Wherever a line below holds the word "студентов", copy that line.

- Recorded information -
-------------------------

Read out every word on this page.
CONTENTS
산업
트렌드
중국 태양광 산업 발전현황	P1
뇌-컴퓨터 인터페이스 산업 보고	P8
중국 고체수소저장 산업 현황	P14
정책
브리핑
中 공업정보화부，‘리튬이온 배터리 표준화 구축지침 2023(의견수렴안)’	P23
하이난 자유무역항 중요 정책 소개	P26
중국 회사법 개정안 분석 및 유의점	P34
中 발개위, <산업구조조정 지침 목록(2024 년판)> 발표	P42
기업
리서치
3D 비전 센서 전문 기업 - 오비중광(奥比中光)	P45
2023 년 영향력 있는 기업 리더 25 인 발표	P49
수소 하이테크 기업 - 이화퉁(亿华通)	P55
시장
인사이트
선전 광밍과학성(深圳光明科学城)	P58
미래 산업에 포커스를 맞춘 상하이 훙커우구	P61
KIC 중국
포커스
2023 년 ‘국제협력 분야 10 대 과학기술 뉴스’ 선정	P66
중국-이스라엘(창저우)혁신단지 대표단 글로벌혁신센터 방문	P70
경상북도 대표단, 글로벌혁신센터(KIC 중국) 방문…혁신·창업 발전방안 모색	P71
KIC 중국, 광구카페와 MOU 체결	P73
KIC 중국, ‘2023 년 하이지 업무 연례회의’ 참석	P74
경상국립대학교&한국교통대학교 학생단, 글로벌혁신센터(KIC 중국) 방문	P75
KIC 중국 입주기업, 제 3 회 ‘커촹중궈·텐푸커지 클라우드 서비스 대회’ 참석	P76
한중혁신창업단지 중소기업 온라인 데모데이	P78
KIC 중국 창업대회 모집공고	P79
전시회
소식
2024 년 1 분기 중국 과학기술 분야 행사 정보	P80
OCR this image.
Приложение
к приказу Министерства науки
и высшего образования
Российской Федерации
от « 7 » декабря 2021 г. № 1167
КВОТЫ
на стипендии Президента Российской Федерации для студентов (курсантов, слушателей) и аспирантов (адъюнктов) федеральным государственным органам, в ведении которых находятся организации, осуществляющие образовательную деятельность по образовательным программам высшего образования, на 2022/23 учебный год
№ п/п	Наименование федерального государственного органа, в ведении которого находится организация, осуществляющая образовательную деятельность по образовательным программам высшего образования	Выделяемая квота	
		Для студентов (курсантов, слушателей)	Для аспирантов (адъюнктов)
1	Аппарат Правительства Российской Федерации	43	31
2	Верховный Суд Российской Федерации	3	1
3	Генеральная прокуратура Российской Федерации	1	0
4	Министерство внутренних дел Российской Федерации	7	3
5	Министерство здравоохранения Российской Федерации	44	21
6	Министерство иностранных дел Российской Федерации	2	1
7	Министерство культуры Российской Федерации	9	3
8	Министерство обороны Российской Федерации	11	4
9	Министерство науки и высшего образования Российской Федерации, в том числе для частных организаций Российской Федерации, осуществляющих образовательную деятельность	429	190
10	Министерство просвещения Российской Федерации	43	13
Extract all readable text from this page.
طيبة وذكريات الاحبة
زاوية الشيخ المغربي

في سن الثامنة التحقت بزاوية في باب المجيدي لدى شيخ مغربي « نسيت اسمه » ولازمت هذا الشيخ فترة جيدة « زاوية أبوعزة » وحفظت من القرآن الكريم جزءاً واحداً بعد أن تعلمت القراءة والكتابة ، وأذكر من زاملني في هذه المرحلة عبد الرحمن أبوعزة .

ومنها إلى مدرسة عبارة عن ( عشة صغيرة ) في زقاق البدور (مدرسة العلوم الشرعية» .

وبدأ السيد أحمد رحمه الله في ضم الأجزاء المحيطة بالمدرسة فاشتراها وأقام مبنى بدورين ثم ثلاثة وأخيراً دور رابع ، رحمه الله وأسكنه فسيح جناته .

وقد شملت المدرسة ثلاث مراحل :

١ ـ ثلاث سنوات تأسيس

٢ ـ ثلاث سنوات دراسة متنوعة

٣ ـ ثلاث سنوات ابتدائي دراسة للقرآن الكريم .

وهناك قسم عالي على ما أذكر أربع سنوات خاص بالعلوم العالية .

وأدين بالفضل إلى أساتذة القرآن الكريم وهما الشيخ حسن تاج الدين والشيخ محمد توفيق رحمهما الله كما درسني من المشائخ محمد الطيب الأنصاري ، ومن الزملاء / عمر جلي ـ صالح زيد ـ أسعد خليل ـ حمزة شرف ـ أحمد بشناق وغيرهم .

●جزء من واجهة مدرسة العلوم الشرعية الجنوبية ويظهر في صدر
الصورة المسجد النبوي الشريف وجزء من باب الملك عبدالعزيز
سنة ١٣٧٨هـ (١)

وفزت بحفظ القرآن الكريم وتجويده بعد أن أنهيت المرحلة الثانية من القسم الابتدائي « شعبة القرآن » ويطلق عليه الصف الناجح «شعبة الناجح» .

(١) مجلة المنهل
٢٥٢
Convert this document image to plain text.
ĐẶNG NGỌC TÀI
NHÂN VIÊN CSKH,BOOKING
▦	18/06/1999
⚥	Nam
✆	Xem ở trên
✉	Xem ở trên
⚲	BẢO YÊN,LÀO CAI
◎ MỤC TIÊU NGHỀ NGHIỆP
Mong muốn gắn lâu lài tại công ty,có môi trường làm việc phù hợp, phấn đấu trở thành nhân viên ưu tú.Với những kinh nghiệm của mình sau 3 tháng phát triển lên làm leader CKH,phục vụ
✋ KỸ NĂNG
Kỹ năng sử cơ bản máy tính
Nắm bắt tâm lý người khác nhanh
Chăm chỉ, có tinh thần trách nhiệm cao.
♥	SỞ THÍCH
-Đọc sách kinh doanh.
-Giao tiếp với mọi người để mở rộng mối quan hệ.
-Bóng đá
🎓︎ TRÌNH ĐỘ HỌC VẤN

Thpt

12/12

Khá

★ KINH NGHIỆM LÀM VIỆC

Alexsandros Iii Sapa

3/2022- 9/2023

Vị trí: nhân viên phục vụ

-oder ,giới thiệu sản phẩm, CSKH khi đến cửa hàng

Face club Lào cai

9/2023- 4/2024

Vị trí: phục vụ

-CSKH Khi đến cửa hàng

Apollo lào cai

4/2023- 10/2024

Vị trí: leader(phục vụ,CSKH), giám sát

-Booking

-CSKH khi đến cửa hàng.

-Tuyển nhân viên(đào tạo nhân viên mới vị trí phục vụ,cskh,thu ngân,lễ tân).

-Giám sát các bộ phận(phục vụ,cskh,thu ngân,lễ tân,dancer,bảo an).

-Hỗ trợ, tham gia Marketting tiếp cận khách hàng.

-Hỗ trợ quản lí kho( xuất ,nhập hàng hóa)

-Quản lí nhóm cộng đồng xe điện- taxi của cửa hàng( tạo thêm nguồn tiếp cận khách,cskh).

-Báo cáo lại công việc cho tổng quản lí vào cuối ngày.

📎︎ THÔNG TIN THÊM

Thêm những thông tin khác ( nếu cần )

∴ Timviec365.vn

-------------------------

- Answer for this exercise -
на стипендии Президента Российской Федерации для студентов (курсантов, слушателей) и аспирантов (адъюнктов) федеральным государственным органам, в ведении которых находятся организации, осуществляющие образовательную деятельность по образовательным программам высшего образования, на 2022/23 учебный год
		Для студентов (курсантов, слушателей)	Для аспирантов (адъюнктов)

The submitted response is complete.